[Data entries]
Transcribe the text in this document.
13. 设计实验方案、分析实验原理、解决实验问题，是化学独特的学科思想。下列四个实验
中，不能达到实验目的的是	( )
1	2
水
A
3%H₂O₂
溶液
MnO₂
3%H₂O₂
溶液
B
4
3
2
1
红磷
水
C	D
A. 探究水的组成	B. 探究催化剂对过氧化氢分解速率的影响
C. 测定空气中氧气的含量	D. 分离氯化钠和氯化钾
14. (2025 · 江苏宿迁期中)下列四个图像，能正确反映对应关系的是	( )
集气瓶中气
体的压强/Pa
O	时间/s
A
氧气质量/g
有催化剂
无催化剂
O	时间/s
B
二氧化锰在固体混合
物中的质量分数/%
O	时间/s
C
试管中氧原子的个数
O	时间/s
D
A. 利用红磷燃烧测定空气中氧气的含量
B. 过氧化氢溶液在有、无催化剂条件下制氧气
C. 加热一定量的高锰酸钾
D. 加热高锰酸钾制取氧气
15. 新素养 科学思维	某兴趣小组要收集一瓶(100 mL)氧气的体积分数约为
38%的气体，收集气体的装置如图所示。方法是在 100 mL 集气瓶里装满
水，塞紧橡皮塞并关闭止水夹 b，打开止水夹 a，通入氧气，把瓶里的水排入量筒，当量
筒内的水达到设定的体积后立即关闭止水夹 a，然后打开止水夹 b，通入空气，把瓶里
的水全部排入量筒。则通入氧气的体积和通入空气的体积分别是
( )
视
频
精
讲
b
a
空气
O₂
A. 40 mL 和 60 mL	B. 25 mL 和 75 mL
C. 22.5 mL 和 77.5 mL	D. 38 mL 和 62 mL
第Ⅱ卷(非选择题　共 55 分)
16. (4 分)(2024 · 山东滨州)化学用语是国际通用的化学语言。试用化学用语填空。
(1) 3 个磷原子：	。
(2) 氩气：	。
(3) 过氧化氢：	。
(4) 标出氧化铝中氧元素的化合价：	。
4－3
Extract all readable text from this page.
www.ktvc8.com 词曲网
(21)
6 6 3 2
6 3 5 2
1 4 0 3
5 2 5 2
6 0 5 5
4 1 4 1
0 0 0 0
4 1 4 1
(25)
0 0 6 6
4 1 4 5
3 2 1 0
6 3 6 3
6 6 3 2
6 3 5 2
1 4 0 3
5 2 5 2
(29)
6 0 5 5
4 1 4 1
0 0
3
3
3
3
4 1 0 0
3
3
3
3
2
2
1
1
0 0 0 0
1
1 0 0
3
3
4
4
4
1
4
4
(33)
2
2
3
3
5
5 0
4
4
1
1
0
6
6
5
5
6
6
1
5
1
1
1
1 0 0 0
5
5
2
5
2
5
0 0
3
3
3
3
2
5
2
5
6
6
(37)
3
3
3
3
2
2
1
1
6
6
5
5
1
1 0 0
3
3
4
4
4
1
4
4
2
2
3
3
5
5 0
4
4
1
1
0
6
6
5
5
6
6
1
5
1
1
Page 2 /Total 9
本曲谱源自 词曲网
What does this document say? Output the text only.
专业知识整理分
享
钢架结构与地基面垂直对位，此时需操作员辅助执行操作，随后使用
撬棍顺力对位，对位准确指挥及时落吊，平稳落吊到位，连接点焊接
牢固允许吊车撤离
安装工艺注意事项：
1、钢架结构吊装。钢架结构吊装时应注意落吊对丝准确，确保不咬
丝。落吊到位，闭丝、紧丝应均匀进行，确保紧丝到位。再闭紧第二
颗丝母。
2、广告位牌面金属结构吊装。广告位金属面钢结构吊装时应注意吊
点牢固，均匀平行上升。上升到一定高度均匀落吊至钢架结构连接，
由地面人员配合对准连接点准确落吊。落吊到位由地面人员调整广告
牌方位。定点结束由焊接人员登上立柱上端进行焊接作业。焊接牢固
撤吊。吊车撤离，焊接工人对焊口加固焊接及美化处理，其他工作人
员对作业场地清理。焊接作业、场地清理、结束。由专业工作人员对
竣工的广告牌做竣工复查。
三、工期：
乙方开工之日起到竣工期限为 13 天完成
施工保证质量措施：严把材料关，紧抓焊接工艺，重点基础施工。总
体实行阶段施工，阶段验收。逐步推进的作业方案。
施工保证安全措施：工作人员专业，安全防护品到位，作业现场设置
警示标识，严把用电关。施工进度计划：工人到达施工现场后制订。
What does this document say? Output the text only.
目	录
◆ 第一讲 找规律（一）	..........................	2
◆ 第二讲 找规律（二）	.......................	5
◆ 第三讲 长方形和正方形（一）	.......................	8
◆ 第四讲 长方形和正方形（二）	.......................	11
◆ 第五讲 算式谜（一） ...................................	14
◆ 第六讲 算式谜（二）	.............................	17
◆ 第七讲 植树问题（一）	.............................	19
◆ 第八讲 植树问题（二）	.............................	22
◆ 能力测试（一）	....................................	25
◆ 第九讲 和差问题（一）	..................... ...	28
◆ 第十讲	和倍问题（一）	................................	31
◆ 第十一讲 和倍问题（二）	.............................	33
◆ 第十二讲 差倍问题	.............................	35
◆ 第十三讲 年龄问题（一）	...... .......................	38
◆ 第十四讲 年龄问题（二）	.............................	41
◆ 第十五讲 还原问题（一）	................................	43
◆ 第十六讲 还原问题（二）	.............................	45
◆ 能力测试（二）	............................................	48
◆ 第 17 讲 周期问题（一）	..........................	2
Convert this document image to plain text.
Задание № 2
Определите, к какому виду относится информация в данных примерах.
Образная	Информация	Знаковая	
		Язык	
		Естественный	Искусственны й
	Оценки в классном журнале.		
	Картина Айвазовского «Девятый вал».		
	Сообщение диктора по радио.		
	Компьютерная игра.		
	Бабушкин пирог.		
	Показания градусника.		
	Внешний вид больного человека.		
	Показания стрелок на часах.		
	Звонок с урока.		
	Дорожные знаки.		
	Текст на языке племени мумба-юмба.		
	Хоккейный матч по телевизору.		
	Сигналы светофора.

## BRIEF:
Transcribe the records above exactly as they appear.

## OUTPUT OF THE TASK:
Transcribe the text in this document.
13. 设计实验方案、分析实验原理、解决实验问题，是化学独特的学科思想。下列四个实验
中，不能达到实验目的的是	( )
1	2
水
A
3%H₂O₂
溶液
MnO₂
3%H₂O₂
溶液
B
4
3
2
1
红磷
水
C	D
A. 探究水的组成	B. 探究催化剂对过氧化氢分解速率的影响
C. 测定空气中氧气的含量	D. 分离氯化钠和氯化钾
14. (2025 · 江苏宿迁期中)下列四个图像，能正确反映对应关系的是	( )
集气瓶中气
体的压强/Pa
O	时间/s
A
氧气质量/g
有催化剂
无催化剂
O	时间/s
B
二氧化锰在固体混合
物中的质量分数/%
O	时间/s
C
试管中氧原子的个数
O	时间/s
D
A. 利用红磷燃烧测定空气中氧气的含量
B. 过氧化氢溶液在有、无催化剂条件下制氧气
C. 加热一定量的高锰酸钾
D. 加热高锰酸钾制取氧气
15. 新素养 科学思维	某兴趣小组要收集一瓶(100 mL)氧气的体积分数约为
38%的气体，收集气体的装置如图所示。方法是在 100 mL 集气瓶里装满
水，塞紧橡皮塞并关闭止水夹 b，打开止水夹 a，通入氧气，把瓶里的水排入量筒，当量
筒内的水达到设定的体积后立即关闭止水夹 a，然后打开止水夹 b，通入空气，把瓶里
的水全部排入量筒。则通入氧气的体积和通入空气的体积分别是
( )
视
频
精
讲
b
a
空气
O₂
A. 40 mL 和 60 mL	B. 25 mL 和 75 mL
C. 22.5 mL 和 77.5 mL	D. 38 mL 和 62 mL
第Ⅱ卷(非选择题　共 55 分)
16. (4 分)(2024 · 山东滨州)化学用语是国际通用的化学语言。试用化学用语填空。
(1) 3 个磷原子：	。
(2) 氩气：	。
(3) 过氧化氢：	。
(4) 标出氧化铝中氧元素的化合价：	。
4－3
Extract all readable text from this page.
www.ktvc8.com 词曲网
(21)
6 6 3 2
6 3 5 2
1 4 0 3
5 2 5 2
6 0 5 5
4 1 4 1
0 0 0 0
4 1 4 1
(25)
0 0 6 6
4 1 4 5
3 2 1 0
6 3 6 3
6 6 3 2
6 3 5 2
1 4 0 3
5 2 5 2
(29)
6 0 5 5
4 1 4 1
0 0
3
3
3
3
4 1 0 0
3
3
3
3
2
2
1
1
0 0 0 0
1
1 0 0
3
3
4
4
4
1
4
4
(33)
2
2
3
3
5
5 0
4
4
1
1
0
6
6
5
5
6
6
1
5
1
1
1
1 0 0 0
5
5
2
5
2
5
0 0
3
3
3
3
2
5
2
5
6
6
(37)
3
3
3
3
2
2
1
1
6
6
5
5
1
1 0 0
3
3
4
4
4
1
4
4
2
2
3
3
5
5 0
4
4
1
1
0
6
6
5
5
6
6
1
5
1
1
Page 2 /Total 9
本曲谱源自 词曲网
What does this document say? Output the text only.
专业知识整理分
享
钢架结构与地基面垂直对位，此时需操作员辅助执行操作，随后使用
撬棍顺力对位，对位准确指挥及时落吊，平稳落吊到位，连接点焊接
牢固允许吊车撤离
安装工艺注意事项：
1、钢架结构吊装。钢架结构吊装时应注意落吊对丝准确，确保不咬
丝。落吊到位，闭丝、紧丝应均匀进行，确保紧丝到位。再闭紧第二
颗丝母。
2、广告位牌面金属结构吊装。广告位金属面钢结构吊装时应注意吊
点牢固，均匀平行上升。上升到一定高度均匀落吊至钢架结构连接，
由地面人员配合对准连接点准确落吊。落吊到位由地面人员调整广告
牌方位。定点结束由焊接人员登上立柱上端进行焊接作业。焊接牢固
撤吊。吊车撤离，焊接工人对焊口加固焊接及美化处理，其他工作人
员对作业场地清理。焊接作业、场地清理、结束。由专业工作人员对
竣工的广告牌做竣工复查。
三、工期：
乙方开工之日起到竣工期限为 13 天完成
施工保证质量措施：严把材料关，紧抓焊接工艺，重点基础施工。总
体实行阶段施工，阶段验收。逐步推进的作业方案。
施工保证安全措施：工作人员专业，安全防护品到位，作业现场设置
警示标识，严把用电关。施工进度计划：工人到达施工现场后制订。
What does this document say? Output the text only.
目	录
◆ 第一讲 找规律（一）	..........................	2
◆ 第二讲 找规律（二）	.......................	5
◆ 第三讲 长方形和正方形（一）	.......................	8
◆ 第四讲 长方形和正方形（二）	.......................	11
◆ 第五讲 算式谜（一） ...................................	14
◆ 第六讲 算式谜（二）	.............................	17
◆ 第七讲 植树问题（一）	.............................	19
◆ 第八讲 植树问题（二）	.............................	22
◆ 能力测试（一）	....................................	25
◆ 第九讲 和差问题（一）	..................... ...	28
◆ 第十讲	和倍问题（一）	................................	31
◆ 第十一讲 和倍问题（二）	.............................	33
◆ 第十二讲 差倍问题	.............................	35
◆ 第十三讲 年龄问题（一）	...... .......................	38
◆ 第十四讲 年龄问题（二）	.............................	41
◆ 第十五讲 还原问题（一）	................................	43
◆ 第十六讲 还原问题（二）	.............................	45
◆ 能力测试（二）	............................................	48
◆ 第 17 讲 周期问题（一）	..........................	2
Convert this document image to plain text.
Задание № 2
Определите, к какому виду относится информация в данных примерах.
Образная	Информация	Знаковая	
		Язык	
		Естественный	Искусственны й
	Оценки в классном журнале.		
	Картина Айвазовского «Девятый вал».		
	Сообщение диктора по радио.		
	Компьютерная игра.		
	Бабушкин пирог.		
	Показания градусника.		
	Внешний вид больного человека.		
	Показания стрелок на часах.		
	Звонок с урока.		
	Дорожные знаки.		
	Текст на языке племени мумба-юмба.		
	Хоккейный матч по телевизору.		
	Сигналы светофора.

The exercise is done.